**GIVEN ENTRIES:**
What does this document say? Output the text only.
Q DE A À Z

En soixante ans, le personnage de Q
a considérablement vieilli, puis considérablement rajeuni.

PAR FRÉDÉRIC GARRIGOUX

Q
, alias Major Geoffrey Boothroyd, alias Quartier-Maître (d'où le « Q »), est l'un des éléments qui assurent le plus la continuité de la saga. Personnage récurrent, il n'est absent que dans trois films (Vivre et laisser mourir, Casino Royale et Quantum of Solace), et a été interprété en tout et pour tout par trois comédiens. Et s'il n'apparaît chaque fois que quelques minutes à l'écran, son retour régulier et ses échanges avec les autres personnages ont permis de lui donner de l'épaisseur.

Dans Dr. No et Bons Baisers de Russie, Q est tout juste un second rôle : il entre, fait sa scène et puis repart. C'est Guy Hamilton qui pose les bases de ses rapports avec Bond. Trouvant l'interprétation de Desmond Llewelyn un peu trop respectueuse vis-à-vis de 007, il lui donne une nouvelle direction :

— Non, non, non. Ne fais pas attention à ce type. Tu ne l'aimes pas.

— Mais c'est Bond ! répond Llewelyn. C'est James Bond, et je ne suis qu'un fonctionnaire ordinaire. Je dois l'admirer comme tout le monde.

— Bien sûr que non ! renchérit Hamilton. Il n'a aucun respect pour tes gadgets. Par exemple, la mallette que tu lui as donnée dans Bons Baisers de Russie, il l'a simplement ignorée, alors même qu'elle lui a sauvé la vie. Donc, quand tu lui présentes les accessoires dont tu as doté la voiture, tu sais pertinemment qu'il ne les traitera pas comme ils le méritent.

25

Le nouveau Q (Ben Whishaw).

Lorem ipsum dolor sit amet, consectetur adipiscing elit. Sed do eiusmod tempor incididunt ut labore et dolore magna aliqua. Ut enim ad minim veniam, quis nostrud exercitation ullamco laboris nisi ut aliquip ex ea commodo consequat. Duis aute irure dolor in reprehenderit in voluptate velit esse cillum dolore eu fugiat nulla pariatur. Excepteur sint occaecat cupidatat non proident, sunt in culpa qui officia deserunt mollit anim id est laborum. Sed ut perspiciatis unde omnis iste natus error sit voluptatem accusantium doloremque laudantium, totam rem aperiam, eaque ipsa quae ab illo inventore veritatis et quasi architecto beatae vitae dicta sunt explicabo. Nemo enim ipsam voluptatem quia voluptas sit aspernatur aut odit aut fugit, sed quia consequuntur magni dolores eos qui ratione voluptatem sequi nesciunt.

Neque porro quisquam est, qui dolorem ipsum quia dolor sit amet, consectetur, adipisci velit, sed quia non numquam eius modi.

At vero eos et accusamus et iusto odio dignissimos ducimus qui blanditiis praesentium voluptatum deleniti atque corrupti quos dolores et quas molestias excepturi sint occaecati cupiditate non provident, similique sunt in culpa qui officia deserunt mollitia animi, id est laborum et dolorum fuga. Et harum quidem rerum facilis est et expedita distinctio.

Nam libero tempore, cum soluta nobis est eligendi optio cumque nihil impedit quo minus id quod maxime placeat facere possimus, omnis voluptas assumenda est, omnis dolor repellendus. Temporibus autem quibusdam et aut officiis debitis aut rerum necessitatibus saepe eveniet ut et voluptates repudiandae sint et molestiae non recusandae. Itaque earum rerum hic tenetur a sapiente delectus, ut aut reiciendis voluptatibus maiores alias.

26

**JOB:**
From the listing above, pick out every line containing "Bond".

**OUTPUT FOR THIS TASK:**
Dans Dr. No et Bons Baisers de Russie, Q est tout juste un second rôle : il entre, fait sa scène et puis repart. C'est Guy Hamilton qui pose les bases de ses rapports avec Bond. Trouvant l'interprétation de Desmond Llewelyn un peu trop respectueuse vis-à-vis de 007, il lui donne une nouvelle direction :
— Mais c'est Bond ! répond Llewelyn. C'est James Bond, et je ne suis qu'un fonctionnaire ordinaire. Je dois l'admirer comme tout le monde.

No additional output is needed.